- **Directions for this task**
In the listing below, identify each line with the word "يتيم" and return those lines.

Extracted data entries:
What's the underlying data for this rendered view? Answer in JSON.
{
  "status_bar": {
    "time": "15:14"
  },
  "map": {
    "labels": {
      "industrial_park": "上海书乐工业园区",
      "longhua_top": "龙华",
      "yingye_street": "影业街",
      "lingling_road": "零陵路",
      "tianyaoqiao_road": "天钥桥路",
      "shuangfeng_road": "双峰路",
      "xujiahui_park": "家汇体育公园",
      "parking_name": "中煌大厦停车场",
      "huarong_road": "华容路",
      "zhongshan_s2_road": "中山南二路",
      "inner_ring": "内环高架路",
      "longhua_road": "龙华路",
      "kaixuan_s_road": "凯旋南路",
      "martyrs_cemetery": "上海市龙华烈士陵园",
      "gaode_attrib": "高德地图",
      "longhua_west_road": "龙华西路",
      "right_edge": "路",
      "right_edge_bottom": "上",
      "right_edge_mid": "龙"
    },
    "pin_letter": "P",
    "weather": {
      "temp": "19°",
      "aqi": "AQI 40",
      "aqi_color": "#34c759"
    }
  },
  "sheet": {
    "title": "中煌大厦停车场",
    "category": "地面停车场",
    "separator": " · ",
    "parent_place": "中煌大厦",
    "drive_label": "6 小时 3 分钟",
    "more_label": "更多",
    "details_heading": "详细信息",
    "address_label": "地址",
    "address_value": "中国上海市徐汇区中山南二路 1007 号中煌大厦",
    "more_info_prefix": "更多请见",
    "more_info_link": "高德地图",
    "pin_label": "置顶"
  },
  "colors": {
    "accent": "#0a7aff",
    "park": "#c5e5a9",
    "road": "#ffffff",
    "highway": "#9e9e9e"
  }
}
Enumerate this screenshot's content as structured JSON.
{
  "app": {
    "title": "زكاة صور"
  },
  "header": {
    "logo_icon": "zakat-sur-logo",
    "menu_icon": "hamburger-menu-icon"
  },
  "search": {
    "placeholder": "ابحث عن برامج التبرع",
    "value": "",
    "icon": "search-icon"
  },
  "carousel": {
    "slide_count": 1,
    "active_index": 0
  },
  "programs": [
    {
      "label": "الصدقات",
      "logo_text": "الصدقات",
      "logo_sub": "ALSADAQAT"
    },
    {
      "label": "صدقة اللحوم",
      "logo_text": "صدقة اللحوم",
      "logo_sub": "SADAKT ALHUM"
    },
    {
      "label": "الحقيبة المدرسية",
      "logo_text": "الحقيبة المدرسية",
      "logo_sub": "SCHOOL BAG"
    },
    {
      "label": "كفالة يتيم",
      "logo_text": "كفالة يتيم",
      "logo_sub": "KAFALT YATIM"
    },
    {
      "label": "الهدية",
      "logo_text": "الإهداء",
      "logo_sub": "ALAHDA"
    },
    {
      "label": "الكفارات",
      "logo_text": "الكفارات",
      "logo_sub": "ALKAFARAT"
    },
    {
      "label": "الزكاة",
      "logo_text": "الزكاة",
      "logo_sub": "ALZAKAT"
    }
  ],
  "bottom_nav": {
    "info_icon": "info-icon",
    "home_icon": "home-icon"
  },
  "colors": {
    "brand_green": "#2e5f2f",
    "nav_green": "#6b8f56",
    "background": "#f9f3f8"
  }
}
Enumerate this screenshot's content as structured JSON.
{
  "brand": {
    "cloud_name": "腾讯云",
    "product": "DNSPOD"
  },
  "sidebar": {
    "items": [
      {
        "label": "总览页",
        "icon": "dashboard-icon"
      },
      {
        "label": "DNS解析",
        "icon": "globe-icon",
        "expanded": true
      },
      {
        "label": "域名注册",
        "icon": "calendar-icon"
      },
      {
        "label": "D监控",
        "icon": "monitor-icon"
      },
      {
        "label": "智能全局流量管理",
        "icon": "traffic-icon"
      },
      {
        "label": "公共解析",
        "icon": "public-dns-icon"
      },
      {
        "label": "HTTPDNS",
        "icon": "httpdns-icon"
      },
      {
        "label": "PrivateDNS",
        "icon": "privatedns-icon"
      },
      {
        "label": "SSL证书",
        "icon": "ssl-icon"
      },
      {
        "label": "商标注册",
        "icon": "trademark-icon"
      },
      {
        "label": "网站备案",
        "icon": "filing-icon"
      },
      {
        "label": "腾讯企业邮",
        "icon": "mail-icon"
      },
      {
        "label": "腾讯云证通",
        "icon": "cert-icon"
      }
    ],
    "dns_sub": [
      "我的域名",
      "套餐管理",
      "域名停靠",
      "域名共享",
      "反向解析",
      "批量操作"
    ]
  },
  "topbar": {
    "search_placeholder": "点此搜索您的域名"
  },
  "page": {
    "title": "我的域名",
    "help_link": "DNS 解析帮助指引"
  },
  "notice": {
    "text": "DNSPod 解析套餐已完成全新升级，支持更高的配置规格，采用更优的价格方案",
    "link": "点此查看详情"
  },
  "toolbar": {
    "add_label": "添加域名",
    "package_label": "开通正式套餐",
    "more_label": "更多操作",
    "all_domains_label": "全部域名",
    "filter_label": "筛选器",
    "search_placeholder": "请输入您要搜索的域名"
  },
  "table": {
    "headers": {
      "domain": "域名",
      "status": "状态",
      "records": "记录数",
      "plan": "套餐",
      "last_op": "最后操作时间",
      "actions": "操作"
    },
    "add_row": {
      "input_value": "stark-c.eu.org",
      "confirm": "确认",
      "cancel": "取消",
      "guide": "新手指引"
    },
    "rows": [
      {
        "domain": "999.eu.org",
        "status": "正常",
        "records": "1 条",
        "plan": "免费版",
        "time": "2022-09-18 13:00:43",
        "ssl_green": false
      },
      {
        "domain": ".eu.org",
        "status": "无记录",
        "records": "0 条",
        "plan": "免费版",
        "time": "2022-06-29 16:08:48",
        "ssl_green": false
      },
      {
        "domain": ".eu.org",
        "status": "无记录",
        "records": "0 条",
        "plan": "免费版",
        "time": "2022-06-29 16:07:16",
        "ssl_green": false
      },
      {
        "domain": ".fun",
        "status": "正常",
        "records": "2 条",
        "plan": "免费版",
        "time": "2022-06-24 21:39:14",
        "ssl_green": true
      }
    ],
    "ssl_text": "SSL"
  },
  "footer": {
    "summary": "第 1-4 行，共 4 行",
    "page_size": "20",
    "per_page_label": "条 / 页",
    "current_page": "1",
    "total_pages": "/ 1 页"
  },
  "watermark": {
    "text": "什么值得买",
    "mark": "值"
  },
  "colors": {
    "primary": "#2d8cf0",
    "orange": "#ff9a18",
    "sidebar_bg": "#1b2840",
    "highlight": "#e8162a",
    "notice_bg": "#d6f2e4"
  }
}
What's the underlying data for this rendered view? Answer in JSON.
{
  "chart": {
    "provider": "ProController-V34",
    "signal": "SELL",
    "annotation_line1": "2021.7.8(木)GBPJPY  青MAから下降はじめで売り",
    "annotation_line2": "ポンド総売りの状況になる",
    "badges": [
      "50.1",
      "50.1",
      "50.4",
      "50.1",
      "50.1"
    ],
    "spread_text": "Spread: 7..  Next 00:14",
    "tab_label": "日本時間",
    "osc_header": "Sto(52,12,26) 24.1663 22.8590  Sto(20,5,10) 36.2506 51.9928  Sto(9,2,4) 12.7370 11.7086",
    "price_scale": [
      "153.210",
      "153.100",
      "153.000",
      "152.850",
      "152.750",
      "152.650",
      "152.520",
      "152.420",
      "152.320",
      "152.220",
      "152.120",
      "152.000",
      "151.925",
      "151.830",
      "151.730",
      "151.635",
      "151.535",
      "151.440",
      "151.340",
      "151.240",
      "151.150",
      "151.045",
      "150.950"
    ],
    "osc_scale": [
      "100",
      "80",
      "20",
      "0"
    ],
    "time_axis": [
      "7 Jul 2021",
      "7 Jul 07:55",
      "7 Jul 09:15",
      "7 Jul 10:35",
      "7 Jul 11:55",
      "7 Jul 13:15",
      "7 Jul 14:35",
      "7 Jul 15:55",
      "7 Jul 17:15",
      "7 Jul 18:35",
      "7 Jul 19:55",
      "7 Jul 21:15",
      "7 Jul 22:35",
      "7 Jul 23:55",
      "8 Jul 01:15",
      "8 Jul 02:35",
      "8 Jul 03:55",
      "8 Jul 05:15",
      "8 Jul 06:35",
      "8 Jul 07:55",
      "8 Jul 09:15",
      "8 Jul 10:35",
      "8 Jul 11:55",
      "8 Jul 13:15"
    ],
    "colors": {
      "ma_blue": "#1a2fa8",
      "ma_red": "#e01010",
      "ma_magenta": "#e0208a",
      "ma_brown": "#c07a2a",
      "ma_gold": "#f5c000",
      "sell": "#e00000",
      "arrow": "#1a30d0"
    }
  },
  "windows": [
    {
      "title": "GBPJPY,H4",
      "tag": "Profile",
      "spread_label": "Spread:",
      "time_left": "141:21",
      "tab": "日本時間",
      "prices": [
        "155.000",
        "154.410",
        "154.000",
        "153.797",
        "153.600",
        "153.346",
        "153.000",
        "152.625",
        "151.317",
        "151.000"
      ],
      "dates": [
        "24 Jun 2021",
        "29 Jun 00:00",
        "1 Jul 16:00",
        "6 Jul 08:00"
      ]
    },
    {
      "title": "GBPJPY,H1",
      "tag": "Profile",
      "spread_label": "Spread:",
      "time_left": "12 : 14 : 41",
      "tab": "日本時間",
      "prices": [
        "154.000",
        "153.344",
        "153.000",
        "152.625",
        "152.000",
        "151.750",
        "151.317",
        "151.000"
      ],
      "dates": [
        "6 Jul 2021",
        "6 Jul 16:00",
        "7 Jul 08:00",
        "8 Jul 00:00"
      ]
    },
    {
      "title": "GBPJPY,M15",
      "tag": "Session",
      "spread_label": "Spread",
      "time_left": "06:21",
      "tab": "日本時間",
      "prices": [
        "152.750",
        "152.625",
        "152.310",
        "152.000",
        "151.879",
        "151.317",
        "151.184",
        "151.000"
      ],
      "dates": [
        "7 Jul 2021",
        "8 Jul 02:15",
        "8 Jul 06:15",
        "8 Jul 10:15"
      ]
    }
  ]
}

- **Expected answer**
      "label": "كفالة يتيم",
      "logo_text": "كفالة يتيم",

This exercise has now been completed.